▸ **Data supplied**:

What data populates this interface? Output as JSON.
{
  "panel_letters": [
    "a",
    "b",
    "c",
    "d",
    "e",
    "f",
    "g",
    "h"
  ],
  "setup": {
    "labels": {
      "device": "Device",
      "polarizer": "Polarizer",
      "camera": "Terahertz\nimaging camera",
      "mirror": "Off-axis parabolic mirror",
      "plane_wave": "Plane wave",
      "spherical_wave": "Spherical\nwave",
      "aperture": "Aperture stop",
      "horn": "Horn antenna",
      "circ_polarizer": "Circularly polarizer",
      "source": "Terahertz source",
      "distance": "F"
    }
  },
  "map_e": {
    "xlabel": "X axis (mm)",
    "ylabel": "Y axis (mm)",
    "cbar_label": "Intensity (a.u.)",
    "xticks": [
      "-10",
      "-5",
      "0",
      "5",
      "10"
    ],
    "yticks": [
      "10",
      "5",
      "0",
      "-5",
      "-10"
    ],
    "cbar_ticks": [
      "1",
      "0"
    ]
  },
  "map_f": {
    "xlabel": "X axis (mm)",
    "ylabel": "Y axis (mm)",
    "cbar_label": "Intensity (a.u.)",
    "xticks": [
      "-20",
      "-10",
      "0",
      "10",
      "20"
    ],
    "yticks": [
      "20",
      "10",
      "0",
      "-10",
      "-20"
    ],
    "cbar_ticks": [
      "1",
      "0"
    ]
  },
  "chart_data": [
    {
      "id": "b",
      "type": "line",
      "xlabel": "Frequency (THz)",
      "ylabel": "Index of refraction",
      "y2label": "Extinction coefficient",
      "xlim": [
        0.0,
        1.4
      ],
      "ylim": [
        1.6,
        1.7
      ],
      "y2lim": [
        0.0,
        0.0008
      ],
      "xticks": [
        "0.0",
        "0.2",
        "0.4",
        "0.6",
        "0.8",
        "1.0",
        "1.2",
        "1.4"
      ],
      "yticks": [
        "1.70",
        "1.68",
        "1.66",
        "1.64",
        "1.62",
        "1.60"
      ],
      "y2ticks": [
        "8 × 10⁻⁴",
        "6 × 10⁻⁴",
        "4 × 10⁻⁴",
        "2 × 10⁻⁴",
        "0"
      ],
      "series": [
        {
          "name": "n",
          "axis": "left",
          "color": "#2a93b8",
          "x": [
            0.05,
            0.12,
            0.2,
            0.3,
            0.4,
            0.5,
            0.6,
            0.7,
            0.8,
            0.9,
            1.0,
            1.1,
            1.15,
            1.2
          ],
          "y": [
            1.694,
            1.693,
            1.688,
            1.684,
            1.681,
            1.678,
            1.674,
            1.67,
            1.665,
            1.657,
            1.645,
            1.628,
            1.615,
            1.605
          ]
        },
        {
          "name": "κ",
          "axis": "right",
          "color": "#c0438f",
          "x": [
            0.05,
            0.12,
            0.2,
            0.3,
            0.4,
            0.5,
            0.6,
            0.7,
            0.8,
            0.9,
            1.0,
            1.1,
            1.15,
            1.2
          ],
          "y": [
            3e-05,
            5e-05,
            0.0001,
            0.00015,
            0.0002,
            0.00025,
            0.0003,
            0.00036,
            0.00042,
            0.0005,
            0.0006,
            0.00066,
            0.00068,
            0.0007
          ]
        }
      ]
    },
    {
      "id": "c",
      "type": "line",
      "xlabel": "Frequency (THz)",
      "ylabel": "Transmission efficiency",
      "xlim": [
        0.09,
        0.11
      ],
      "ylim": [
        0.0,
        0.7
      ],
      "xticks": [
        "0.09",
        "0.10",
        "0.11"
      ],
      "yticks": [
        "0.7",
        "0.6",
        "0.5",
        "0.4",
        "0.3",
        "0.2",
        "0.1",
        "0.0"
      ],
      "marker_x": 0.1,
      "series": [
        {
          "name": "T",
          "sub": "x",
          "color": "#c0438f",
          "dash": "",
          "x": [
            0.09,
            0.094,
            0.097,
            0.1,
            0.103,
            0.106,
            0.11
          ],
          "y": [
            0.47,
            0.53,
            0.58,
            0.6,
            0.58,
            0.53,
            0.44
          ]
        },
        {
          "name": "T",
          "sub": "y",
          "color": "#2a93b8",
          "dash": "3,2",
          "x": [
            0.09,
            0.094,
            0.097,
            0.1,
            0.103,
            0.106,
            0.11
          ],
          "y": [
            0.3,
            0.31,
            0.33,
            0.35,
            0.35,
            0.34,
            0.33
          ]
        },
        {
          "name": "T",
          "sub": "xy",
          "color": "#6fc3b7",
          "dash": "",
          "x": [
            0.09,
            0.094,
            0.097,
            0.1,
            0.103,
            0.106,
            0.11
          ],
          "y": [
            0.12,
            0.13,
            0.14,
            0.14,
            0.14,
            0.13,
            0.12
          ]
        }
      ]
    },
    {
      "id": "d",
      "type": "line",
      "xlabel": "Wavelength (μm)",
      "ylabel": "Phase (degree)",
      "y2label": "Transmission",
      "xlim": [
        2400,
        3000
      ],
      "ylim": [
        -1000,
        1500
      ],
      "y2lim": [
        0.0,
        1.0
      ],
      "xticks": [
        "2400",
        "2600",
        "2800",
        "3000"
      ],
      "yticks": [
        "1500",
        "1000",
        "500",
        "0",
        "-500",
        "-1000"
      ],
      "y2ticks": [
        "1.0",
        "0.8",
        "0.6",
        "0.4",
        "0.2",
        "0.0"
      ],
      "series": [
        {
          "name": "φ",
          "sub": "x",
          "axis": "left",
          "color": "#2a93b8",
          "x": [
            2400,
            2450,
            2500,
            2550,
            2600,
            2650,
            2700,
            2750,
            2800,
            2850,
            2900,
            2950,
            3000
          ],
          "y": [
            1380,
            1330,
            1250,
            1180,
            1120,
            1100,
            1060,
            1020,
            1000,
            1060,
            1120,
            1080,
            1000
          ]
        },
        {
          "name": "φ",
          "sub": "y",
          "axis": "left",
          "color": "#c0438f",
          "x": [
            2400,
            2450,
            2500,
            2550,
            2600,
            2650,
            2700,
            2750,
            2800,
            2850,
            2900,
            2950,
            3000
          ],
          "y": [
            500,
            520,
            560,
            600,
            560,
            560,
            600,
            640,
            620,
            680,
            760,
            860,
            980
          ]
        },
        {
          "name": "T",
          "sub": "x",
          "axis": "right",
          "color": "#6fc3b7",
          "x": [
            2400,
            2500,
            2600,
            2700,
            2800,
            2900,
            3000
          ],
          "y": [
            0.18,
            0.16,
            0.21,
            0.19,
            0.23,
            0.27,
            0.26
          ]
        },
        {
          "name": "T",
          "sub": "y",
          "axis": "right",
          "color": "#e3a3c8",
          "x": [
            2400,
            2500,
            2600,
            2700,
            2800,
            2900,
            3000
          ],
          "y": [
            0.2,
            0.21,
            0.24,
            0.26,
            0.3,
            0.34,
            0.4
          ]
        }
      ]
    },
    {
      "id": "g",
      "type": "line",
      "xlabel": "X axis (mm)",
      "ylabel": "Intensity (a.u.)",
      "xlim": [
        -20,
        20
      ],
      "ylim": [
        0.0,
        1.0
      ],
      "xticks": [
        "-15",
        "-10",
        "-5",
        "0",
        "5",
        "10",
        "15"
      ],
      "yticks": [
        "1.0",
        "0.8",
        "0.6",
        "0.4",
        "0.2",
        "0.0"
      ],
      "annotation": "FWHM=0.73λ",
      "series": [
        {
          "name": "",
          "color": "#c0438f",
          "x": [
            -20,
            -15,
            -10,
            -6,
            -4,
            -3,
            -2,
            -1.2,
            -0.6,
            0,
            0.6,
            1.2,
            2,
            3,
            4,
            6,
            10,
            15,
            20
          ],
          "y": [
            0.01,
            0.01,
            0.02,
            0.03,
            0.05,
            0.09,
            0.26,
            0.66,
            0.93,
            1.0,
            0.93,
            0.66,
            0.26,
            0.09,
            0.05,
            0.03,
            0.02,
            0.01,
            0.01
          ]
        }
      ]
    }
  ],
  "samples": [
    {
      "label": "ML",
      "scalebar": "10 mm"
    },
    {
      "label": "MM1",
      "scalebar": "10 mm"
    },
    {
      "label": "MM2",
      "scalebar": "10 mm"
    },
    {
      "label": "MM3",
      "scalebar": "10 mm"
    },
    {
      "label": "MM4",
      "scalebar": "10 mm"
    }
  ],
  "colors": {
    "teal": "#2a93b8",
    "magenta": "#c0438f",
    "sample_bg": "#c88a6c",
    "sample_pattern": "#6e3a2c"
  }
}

▸ **Written problem**:
Within the listing, how many lines hold the word "ylabel"? Only the number is to be given.

▸ **The solution**:
6